Reproduce each line that includes the word "опубликованию".

========

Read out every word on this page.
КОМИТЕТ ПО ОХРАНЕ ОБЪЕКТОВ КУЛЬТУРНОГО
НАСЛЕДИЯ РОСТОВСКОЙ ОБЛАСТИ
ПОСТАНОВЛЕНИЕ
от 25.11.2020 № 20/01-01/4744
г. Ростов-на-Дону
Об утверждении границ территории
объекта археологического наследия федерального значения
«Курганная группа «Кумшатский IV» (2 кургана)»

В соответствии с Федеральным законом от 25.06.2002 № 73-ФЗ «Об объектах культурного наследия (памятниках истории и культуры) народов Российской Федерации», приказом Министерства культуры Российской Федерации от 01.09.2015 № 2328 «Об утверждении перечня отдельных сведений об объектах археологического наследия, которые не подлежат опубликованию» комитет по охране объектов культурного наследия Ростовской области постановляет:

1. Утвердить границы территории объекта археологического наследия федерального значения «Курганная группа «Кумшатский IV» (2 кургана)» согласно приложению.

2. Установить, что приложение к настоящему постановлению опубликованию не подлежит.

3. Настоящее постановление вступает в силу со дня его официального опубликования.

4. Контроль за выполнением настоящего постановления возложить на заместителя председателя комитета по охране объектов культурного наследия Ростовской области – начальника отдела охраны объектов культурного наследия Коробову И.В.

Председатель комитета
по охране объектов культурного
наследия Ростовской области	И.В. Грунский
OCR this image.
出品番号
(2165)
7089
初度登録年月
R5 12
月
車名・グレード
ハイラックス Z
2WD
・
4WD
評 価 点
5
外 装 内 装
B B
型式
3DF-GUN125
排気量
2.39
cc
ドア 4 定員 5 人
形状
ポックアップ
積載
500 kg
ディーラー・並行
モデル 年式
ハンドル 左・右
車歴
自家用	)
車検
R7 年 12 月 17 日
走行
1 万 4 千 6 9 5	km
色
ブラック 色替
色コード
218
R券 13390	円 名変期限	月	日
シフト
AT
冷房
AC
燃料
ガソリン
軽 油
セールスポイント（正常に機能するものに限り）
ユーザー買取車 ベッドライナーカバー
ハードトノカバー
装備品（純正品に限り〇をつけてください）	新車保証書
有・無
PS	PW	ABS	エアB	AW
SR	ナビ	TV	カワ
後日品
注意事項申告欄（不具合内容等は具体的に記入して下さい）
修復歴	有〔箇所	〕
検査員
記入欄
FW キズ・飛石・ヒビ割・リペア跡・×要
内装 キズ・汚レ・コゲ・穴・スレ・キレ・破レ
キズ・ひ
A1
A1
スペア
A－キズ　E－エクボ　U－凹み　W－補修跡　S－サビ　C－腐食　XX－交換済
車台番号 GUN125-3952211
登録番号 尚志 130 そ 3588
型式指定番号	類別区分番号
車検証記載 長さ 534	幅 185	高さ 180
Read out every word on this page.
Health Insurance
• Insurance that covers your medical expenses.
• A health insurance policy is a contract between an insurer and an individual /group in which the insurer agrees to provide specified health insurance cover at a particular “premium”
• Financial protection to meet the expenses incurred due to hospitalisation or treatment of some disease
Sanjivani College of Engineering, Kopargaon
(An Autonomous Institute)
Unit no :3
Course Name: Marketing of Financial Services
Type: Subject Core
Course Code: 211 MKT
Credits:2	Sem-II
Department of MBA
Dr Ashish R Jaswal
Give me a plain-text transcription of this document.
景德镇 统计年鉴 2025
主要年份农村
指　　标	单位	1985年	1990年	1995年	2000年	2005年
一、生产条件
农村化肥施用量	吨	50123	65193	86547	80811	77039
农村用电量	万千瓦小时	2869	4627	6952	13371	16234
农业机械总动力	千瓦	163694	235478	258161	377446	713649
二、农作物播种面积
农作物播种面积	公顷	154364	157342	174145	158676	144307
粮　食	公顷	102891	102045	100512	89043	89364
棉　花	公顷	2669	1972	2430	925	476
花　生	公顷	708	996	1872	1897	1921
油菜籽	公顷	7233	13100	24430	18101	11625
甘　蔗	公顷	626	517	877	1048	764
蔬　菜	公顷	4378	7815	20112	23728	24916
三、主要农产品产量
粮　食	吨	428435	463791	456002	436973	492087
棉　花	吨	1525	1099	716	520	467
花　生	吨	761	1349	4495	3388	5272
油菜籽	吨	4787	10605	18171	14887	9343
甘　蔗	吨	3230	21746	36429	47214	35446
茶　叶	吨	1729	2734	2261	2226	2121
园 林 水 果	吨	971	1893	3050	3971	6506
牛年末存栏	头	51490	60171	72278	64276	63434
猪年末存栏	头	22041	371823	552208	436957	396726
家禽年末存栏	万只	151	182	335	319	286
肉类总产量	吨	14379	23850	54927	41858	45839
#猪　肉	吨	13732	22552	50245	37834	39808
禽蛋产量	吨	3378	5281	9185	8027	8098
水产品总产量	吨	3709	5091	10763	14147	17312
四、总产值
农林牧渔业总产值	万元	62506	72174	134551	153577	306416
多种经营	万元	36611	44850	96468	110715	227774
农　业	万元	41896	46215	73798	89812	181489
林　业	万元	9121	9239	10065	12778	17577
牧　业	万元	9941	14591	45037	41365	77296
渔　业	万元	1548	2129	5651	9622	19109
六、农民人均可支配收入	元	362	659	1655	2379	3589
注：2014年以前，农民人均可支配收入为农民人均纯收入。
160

========

Task solution -
В соответствии с Федеральным законом от 25.06.2002 № 73-ФЗ «Об объектах культурного наследия (памятниках истории и культуры) народов Российской Федерации», приказом Министерства культуры Российской Федерации от 01.09.2015 № 2328 «Об утверждении перечня отдельных сведений об объектах археологического наследия, которые не подлежат опубликованию» комитет по охране объектов культурного наследия Ростовской области постановляет:
2. Установить, что приложение к настоящему постановлению опубликованию не подлежит.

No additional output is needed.